The request =
Examine the material below. Gather every line in which the string "Figure" appears.

Records to process =
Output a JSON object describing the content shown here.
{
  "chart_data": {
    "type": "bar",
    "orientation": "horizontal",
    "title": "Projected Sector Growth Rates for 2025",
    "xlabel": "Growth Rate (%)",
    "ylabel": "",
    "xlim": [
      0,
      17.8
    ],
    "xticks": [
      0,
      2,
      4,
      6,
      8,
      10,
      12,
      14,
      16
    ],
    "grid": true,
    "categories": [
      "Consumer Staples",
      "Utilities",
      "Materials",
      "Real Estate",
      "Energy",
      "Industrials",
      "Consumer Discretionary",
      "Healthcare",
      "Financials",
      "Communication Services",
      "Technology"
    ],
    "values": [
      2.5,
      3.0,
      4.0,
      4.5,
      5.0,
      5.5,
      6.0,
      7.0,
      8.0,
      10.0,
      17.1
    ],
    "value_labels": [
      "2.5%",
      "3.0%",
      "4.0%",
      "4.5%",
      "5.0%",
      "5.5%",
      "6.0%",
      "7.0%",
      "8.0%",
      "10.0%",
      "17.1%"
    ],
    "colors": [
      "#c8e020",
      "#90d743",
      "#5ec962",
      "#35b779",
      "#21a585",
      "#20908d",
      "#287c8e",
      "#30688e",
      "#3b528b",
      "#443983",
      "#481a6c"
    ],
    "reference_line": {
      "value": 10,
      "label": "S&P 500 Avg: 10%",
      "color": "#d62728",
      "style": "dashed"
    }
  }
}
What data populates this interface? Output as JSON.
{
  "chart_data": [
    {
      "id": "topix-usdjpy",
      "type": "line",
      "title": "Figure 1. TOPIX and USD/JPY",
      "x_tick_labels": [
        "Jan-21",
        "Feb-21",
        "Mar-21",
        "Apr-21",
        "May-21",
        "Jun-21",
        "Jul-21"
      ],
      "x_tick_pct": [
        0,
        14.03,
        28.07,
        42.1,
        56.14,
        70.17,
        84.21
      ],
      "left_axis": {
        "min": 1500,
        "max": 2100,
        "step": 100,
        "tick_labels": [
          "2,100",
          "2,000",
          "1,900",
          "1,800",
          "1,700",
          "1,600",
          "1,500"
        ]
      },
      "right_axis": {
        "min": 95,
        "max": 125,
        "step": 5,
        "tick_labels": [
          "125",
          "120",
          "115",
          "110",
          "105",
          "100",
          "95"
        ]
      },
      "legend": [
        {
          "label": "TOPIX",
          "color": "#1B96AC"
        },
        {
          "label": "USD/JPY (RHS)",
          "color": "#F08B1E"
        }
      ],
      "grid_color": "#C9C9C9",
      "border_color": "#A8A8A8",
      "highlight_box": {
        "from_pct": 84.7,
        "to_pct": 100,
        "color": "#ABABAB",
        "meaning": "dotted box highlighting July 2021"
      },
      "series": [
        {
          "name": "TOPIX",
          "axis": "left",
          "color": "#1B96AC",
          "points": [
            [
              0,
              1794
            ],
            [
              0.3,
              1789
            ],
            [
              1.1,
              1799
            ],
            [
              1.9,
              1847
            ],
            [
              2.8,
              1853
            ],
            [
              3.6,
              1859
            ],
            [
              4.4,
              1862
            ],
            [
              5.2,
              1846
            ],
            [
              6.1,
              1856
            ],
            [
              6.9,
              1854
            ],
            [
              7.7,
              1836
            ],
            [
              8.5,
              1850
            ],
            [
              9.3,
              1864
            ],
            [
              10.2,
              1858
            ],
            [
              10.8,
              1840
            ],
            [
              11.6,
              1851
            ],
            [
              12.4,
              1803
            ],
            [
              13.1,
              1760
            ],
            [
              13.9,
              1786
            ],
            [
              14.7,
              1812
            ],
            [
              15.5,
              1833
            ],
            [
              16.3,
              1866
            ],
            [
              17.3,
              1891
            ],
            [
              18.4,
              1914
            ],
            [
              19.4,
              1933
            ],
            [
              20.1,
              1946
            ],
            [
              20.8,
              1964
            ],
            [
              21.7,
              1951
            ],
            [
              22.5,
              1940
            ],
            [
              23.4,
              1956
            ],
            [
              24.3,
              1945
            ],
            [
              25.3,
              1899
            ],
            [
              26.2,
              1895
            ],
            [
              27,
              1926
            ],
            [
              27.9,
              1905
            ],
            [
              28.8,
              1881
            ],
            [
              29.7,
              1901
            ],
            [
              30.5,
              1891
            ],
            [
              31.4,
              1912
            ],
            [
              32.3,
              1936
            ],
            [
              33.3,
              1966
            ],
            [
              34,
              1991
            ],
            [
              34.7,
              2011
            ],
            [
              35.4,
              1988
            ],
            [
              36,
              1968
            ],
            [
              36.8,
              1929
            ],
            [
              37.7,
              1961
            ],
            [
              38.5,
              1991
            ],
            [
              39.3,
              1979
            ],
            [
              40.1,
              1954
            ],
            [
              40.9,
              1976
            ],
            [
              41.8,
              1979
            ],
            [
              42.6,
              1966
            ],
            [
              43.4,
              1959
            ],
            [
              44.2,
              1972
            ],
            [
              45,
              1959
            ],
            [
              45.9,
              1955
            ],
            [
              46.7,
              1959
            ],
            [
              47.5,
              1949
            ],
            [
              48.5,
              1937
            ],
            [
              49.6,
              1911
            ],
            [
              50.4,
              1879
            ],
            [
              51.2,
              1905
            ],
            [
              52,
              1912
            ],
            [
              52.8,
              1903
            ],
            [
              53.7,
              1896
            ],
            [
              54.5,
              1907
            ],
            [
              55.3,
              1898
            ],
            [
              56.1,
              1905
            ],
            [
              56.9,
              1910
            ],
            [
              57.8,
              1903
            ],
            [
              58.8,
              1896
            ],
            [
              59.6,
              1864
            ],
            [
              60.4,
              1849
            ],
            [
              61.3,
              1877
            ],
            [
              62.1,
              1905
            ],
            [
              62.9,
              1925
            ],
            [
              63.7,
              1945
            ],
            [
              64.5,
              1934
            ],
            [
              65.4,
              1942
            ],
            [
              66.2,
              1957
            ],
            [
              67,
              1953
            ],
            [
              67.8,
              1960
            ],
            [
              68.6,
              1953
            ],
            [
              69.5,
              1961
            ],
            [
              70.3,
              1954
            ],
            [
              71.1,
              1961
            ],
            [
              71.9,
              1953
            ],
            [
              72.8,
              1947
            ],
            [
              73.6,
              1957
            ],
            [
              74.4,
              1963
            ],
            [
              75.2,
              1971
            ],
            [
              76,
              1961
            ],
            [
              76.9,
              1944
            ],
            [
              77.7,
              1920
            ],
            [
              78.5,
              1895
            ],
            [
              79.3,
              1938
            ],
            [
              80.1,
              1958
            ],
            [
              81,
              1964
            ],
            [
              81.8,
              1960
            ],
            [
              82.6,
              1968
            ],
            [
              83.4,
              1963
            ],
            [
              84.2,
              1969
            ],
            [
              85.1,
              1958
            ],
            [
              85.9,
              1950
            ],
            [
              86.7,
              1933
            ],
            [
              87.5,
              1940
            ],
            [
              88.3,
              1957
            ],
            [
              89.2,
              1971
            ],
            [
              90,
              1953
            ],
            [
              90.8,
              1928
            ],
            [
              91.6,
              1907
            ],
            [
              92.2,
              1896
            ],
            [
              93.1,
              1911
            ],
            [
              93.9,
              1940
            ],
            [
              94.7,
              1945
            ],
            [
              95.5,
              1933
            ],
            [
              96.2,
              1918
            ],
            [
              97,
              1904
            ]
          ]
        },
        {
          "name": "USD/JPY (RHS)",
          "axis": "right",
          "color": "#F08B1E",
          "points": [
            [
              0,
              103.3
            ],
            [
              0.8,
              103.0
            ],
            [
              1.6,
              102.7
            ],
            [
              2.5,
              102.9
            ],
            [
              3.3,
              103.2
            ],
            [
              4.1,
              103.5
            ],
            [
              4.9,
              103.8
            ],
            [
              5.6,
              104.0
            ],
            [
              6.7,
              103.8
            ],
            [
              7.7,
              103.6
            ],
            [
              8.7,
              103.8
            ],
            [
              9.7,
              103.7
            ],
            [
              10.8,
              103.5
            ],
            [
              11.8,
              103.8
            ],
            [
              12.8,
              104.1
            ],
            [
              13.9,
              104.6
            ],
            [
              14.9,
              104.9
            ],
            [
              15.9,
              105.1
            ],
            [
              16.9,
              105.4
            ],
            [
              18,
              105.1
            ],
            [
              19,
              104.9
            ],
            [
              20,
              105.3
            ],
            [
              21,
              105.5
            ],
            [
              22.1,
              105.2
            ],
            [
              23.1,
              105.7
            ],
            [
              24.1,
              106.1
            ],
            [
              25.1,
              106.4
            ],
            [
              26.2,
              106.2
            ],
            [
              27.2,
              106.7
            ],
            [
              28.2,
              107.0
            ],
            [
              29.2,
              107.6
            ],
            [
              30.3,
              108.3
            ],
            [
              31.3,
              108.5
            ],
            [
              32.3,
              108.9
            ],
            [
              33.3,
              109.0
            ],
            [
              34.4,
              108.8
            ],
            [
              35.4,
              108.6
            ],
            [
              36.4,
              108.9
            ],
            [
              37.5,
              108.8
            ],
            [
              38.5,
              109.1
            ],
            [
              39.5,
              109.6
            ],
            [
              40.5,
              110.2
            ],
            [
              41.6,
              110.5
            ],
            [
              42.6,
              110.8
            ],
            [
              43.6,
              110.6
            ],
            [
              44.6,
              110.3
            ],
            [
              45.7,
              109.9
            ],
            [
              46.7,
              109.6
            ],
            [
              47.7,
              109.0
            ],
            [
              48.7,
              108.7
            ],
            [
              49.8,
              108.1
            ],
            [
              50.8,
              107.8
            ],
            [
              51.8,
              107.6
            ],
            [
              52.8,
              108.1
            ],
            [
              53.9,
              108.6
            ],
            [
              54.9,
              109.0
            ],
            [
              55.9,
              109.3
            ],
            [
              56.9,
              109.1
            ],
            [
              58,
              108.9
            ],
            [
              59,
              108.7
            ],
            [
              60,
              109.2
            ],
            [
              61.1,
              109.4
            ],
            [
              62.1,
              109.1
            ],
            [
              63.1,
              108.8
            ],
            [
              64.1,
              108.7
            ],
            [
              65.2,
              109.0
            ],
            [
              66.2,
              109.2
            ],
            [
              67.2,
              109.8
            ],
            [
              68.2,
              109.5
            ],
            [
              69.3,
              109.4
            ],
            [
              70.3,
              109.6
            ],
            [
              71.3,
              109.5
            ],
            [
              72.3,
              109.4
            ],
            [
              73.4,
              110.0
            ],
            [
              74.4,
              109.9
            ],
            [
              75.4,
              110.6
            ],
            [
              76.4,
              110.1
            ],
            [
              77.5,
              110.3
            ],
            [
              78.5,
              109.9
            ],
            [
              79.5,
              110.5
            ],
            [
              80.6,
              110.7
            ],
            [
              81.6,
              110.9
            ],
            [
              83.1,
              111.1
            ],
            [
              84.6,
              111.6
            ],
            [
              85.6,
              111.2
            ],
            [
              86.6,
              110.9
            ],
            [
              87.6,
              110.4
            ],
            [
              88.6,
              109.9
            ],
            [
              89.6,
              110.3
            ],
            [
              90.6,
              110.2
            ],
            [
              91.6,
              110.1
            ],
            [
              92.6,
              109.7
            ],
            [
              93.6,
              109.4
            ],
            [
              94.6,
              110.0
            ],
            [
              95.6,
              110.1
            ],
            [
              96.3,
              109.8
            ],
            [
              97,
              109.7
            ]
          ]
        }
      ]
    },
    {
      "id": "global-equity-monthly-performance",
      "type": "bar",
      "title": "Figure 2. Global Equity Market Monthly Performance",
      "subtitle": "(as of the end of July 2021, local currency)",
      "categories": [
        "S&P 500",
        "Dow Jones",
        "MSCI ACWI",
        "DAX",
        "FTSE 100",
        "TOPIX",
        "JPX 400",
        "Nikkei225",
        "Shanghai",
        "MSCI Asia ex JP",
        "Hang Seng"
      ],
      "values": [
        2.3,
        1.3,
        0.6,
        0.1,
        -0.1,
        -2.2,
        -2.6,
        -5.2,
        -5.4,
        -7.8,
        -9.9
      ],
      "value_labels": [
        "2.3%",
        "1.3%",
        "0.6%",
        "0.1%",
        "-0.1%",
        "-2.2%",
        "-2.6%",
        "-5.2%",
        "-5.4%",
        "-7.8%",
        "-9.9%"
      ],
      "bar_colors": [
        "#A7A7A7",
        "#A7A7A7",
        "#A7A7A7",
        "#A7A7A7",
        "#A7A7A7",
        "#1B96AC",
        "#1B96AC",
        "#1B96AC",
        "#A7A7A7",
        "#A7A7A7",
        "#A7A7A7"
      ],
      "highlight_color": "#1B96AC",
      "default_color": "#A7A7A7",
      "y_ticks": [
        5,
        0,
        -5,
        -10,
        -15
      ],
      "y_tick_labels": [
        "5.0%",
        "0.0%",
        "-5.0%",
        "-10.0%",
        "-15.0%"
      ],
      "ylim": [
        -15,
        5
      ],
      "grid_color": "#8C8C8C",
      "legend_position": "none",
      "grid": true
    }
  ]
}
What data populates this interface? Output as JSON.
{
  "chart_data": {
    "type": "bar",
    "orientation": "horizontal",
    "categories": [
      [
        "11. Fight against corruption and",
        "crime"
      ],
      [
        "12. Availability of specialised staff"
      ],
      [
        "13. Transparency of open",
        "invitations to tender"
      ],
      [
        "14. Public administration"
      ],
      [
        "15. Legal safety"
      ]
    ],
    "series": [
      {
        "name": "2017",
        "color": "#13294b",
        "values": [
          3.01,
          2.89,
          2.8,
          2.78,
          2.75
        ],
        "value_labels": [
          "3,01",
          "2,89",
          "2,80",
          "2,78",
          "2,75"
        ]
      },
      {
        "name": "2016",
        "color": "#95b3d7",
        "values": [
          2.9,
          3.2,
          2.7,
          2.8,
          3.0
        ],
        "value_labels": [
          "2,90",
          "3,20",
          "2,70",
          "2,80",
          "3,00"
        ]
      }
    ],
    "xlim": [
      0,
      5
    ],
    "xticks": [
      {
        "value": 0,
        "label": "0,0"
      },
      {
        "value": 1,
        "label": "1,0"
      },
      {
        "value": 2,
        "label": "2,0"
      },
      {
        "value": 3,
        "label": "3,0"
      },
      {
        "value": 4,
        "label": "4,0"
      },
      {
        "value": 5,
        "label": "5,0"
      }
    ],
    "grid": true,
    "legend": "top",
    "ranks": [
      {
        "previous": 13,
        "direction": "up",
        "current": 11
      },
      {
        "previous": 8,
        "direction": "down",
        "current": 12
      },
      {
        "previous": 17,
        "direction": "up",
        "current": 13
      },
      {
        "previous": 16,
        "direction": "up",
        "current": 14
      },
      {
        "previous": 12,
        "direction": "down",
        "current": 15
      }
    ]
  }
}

Response =
      "title": "Figure 1. TOPIX and USD/JPY",
      "title": "Figure 2. Global Equity Market Monthly Performance",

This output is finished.